▶ [What needs to be done]
Where the line holding "Output a JSON" appears, start copying, and continue exactly through the last line of the listing, skipping pictures.

* START Data for the task *

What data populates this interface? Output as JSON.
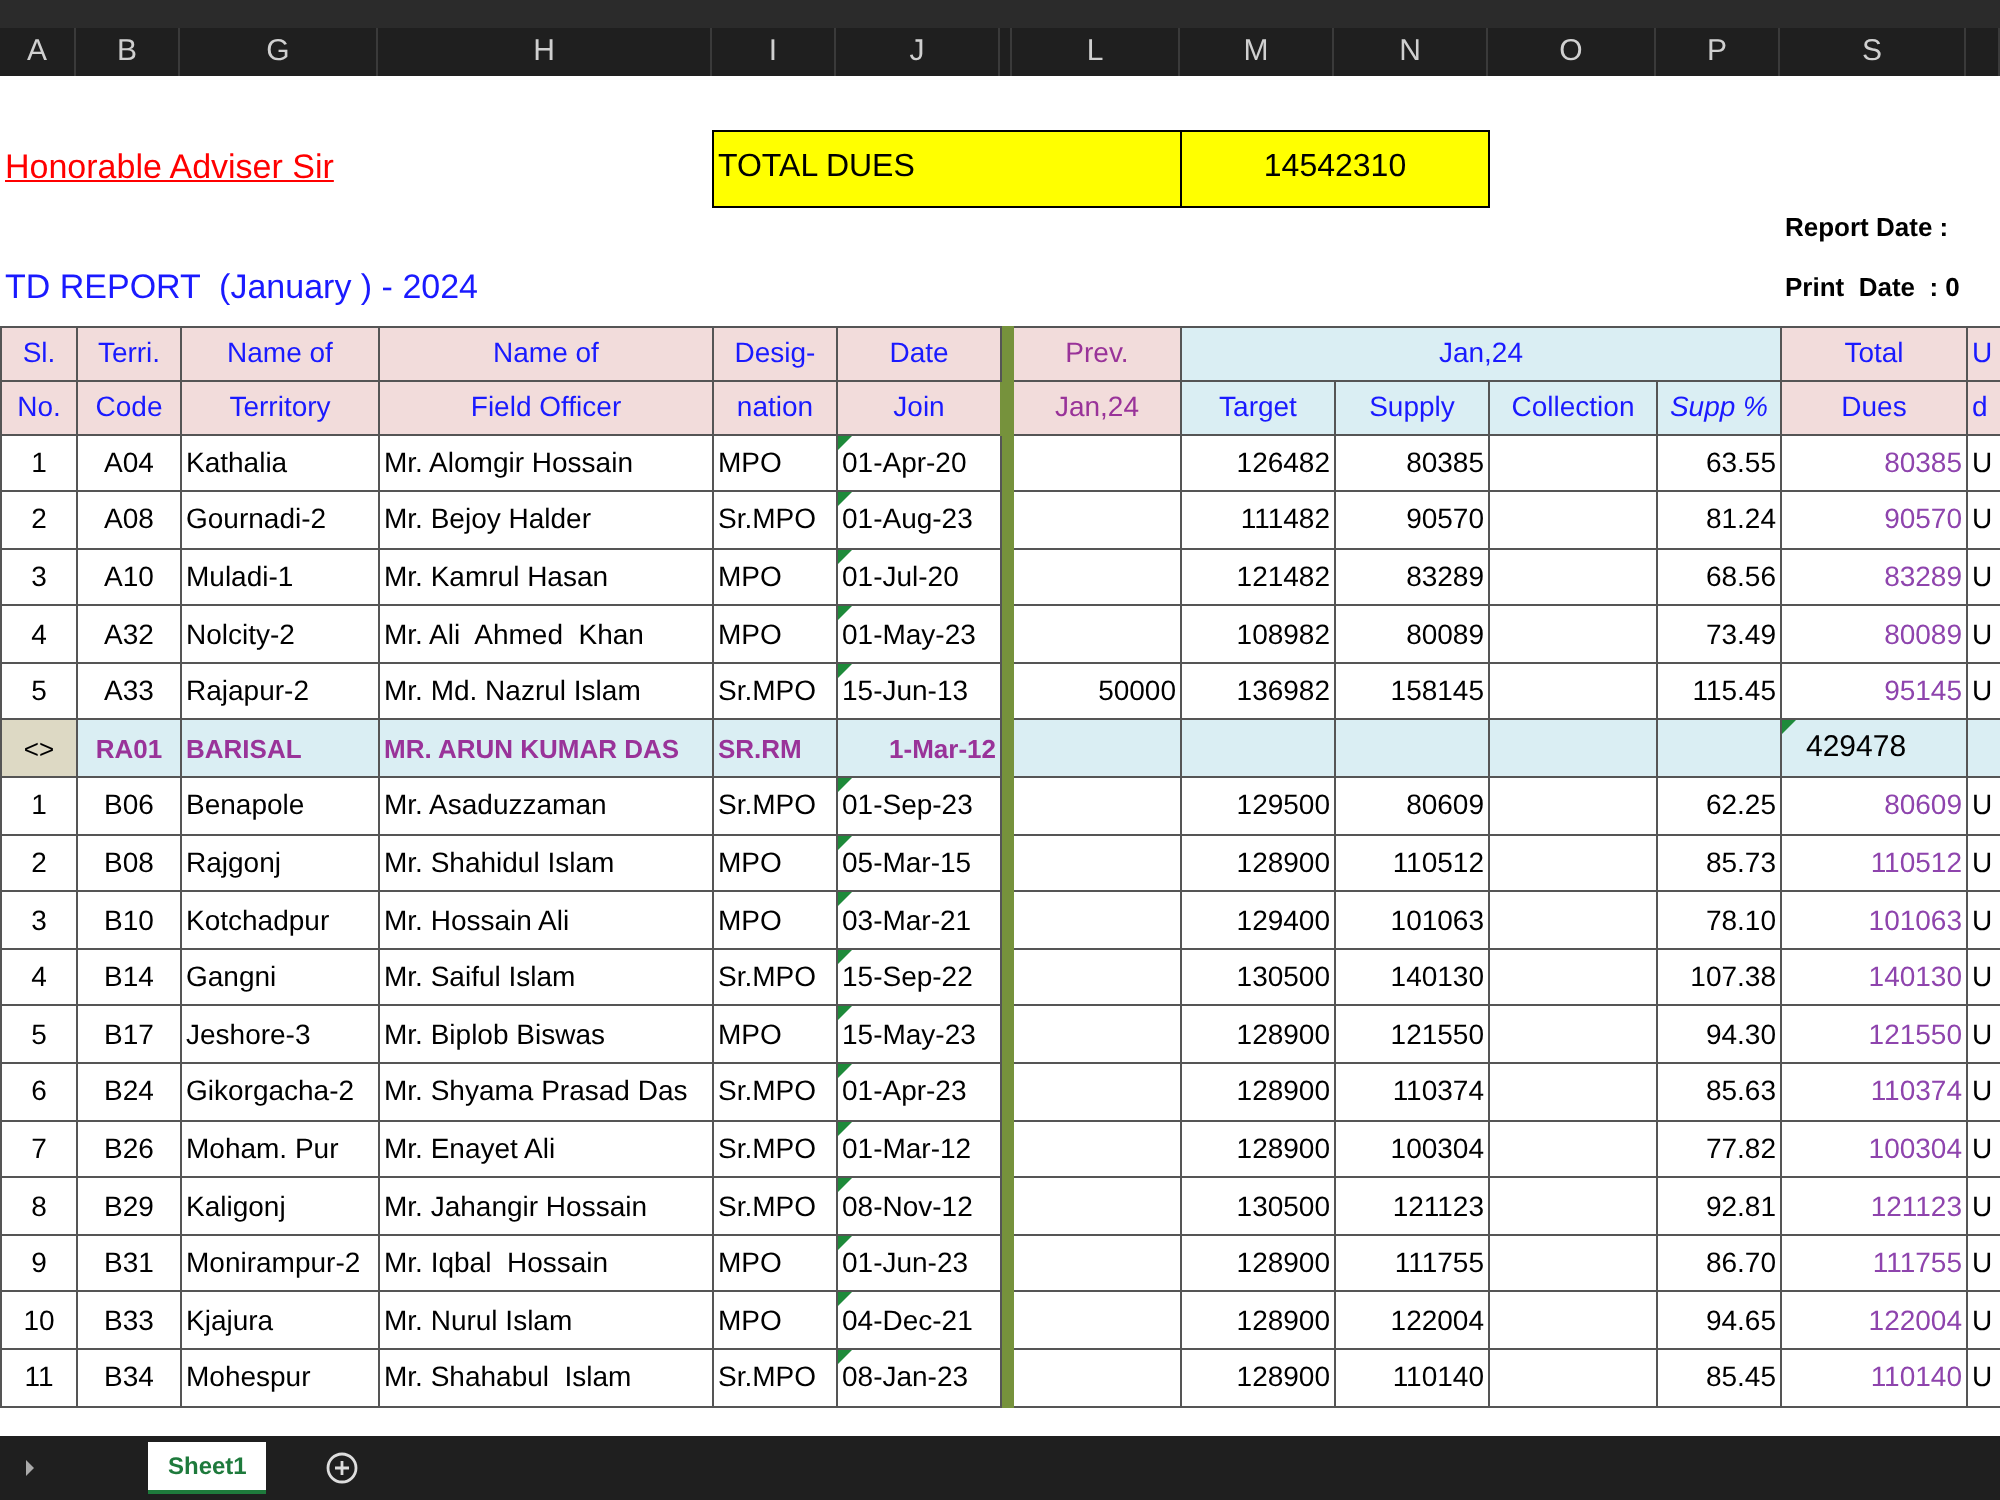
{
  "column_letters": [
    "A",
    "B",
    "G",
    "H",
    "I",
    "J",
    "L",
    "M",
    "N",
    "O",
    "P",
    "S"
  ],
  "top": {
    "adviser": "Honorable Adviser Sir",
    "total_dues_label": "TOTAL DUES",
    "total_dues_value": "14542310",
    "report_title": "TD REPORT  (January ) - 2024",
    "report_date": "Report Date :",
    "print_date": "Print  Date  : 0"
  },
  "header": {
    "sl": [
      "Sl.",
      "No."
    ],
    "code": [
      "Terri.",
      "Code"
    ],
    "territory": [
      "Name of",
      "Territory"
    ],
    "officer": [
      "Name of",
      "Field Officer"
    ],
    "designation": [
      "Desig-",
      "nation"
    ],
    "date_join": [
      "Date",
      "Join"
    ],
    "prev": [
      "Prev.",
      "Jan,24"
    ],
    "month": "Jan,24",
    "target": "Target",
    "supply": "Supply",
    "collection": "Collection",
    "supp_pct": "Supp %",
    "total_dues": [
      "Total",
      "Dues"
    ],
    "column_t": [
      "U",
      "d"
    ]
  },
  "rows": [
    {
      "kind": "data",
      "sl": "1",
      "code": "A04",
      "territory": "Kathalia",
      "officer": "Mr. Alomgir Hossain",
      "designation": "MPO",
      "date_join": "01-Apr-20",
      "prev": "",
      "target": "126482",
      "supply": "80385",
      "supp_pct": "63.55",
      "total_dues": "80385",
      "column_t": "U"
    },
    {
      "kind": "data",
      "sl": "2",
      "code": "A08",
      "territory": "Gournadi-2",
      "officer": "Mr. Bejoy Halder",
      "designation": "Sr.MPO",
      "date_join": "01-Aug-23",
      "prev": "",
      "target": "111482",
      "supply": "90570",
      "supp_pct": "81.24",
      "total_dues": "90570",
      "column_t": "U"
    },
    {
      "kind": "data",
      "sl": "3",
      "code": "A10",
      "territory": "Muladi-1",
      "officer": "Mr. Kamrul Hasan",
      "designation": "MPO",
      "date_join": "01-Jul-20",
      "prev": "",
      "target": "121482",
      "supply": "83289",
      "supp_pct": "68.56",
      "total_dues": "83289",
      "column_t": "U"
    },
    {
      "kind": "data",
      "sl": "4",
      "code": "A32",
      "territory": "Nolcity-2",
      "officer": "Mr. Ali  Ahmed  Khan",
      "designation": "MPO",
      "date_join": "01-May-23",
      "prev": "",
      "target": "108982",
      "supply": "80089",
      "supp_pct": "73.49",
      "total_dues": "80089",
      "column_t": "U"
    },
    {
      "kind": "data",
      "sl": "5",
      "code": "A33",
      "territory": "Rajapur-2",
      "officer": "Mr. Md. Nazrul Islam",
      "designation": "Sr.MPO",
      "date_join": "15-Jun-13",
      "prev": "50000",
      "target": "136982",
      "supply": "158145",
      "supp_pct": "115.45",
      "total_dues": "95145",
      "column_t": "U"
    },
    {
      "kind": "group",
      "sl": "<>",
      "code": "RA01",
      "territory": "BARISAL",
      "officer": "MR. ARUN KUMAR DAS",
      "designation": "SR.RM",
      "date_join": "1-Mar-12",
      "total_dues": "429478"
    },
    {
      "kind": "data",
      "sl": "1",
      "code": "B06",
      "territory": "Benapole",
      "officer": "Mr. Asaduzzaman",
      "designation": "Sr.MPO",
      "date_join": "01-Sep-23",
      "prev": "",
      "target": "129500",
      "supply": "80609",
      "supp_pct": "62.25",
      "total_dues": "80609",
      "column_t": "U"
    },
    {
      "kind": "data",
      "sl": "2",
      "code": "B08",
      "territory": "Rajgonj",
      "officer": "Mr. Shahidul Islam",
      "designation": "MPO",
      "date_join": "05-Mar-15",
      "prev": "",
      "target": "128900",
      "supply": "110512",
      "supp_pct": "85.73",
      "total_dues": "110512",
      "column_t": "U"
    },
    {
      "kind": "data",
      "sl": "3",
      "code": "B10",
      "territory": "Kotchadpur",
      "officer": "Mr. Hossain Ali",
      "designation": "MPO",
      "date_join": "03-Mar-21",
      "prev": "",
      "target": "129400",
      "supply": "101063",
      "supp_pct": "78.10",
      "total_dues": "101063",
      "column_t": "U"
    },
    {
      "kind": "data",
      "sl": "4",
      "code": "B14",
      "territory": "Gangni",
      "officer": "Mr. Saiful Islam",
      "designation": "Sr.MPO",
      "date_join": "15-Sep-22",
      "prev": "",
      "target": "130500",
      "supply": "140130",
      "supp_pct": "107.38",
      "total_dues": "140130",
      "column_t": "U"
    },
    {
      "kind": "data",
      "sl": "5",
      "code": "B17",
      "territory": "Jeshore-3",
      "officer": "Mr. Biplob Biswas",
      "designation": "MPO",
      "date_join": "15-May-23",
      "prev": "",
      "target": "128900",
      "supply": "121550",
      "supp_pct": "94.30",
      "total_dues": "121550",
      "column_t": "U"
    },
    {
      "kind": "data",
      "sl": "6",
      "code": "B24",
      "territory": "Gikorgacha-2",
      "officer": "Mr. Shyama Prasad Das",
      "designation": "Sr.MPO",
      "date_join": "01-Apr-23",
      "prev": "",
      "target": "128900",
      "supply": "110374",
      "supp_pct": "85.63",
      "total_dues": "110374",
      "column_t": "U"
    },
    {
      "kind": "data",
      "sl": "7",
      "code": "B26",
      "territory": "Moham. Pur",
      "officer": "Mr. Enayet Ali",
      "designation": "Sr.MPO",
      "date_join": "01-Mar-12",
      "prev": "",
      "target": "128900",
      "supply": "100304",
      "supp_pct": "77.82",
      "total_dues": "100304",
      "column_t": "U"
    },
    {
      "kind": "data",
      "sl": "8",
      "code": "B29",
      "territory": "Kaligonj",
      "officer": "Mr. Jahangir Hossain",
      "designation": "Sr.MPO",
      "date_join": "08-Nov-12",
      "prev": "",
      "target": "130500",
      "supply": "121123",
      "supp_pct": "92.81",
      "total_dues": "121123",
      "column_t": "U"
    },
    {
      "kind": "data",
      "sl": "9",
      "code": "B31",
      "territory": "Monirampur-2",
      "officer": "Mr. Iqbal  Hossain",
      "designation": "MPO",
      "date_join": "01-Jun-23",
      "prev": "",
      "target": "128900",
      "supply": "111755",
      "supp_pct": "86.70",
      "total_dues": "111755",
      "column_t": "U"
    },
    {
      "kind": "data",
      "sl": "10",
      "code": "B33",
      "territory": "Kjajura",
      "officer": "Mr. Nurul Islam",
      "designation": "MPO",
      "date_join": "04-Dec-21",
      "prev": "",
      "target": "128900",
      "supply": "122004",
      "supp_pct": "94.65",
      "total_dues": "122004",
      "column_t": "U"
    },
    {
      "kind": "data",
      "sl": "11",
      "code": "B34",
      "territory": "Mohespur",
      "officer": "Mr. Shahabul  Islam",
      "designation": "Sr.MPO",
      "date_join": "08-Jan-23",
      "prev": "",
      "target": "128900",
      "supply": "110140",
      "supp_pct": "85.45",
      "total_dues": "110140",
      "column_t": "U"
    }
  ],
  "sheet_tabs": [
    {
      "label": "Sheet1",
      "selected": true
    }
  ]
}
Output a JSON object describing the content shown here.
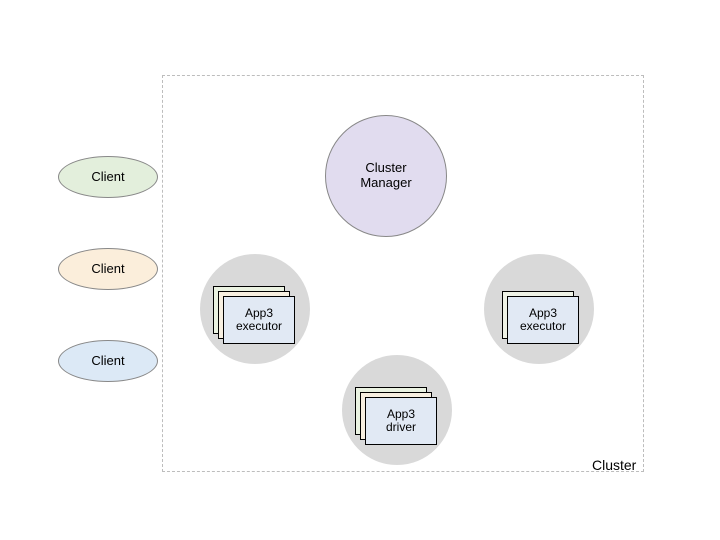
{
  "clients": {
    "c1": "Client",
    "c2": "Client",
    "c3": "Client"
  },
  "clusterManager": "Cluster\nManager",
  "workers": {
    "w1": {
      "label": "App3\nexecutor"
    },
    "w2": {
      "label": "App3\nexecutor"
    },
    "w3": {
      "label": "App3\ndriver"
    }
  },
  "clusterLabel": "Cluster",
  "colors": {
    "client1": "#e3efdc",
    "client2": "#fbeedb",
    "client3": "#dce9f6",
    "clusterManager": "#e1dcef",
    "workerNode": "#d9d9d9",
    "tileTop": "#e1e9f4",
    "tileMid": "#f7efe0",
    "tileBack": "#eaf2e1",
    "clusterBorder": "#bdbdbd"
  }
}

* END Data for the task *

▶ [Task answer]
Output a JSON object describing the content shown here.
{
  "clients": {
    "c1": "Client",
    "c2": "Client",
    "c3": "Client"
  },
  "clusterManager": "Cluster\nManager",
  "workers": {
    "w1": {
      "label": "App3\nexecutor"
    },
    "w2": {
      "label": "App3\nexecutor"
    },
    "w3": {
      "label": "App3\ndriver"
    }
  },
  "clusterLabel": "Cluster",
  "colors": {
    "client1": "#e3efdc",
    "client2": "#fbeedb",
    "client3": "#dce9f6",
    "clusterManager": "#e1dcef",
    "workerNode": "#d9d9d9",
    "tileTop": "#e1e9f4",
    "tileMid": "#f7efe0",
    "tileBack": "#eaf2e1",
    "clusterBorder": "#bdbdbd"
  }
}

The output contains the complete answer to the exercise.